**THE TASK:** Each line below must be set down exactly; omit any image you find.

**GIVEN DATA:**
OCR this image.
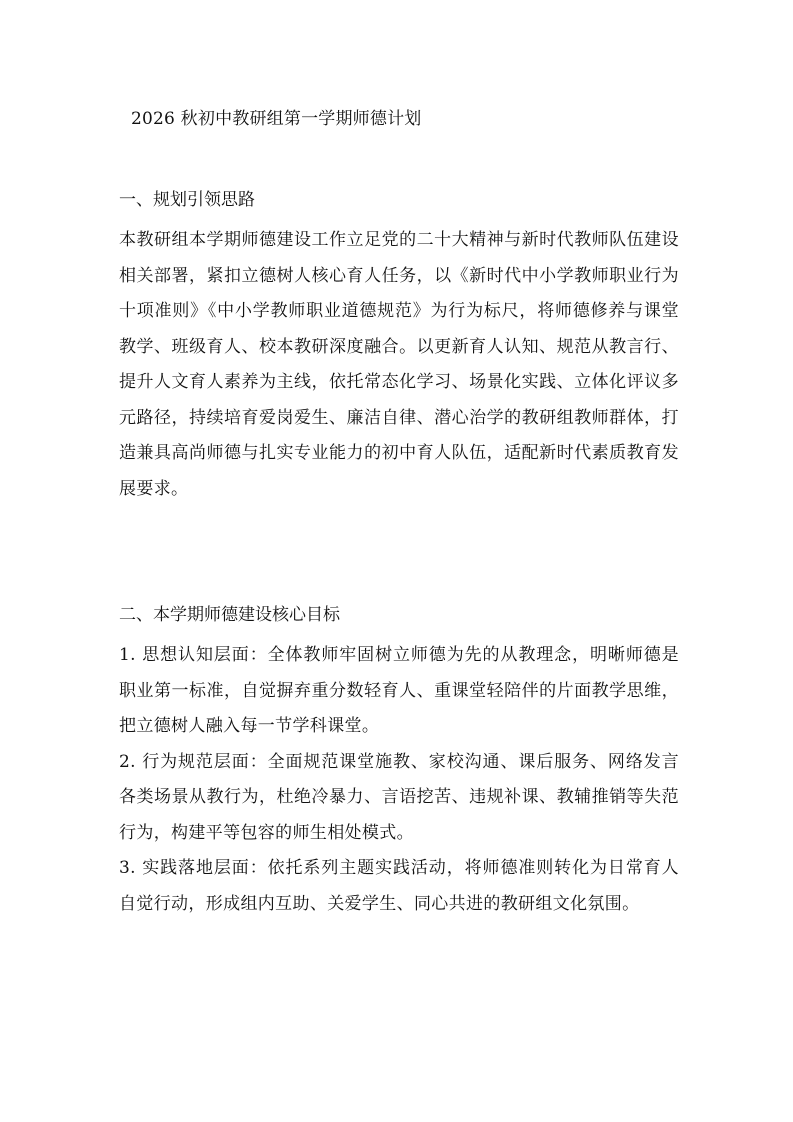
2026 秋初中教研组第一学期师德计划
一、规划引领思路

本教研组本学期师德建设工作立足党的二十大精神与新时代教师队伍建设相关部署，紧扣立德树人核心育人任务，以《新时代中小学教师职业行为十项准则》《中小学教师职业道德规范》为行为标尺，将师德修养与课堂教学、班级育人、校本教研深度融合。以更新育人认知、规范从教言行、提升人文育人素养为主线，依托常态化学习、场景化实践、立体化评议多元路径，持续培育爱岗爱生、廉洁自律、潜心治学的教研组教师群体，打造兼具高尚师德与扎实专业能力的初中育人队伍，适配新时代素质教育发展要求。

二、本学期师德建设核心目标

1. 思想认知层面：全体教师牢固树立师德为先的从教理念，明晰师德是职业第一标准，自觉摒弃重分数轻育人、重课堂轻陪伴的片面教学思维，把立德树人融入每一节学科课堂。

2. 行为规范层面：全面规范课堂施教、家校沟通、课后服务、网络发言各类场景从教行为，杜绝冷暴力、言语挖苦、违规补课、教辅推销等失范行为，构建平等包容的师生相处模式。

3. 实践落地层面：依托系列主题实践活动，将师德准则转化为日常育人自觉行动，形成组内互助、关爱学生、同心共进的教研组文化氛围。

**ANSWER TO THE PROBLEM:**
OCR this image.
2026 秋初中教研组第一学期师德计划
一、规划引领思路

本教研组本学期师德建设工作立足党的二十大精神与新时代教师队伍建设相关部署，紧扣立德树人核心育人任务，以《新时代中小学教师职业行为十项准则》《中小学教师职业道德规范》为行为标尺，将师德修养与课堂教学、班级育人、校本教研深度融合。以更新育人认知、规范从教言行、提升人文育人素养为主线，依托常态化学习、场景化实践、立体化评议多元路径，持续培育爱岗爱生、廉洁自律、潜心治学的教研组教师群体，打造兼具高尚师德与扎实专业能力的初中育人队伍，适配新时代素质教育发展要求。

二、本学期师德建设核心目标

1. 思想认知层面：全体教师牢固树立师德为先的从教理念，明晰师德是职业第一标准，自觉摒弃重分数轻育人、重课堂轻陪伴的片面教学思维，把立德树人融入每一节学科课堂。

2. 行为规范层面：全面规范课堂施教、家校沟通、课后服务、网络发言各类场景从教行为，杜绝冷暴力、言语挖苦、违规补课、教辅推销等失范行为，构建平等包容的师生相处模式。

3. 实践落地层面：依托系列主题实践活动，将师德准则转化为日常育人自觉行动，形成组内互助、关爱学生、同心共进的教研组文化氛围。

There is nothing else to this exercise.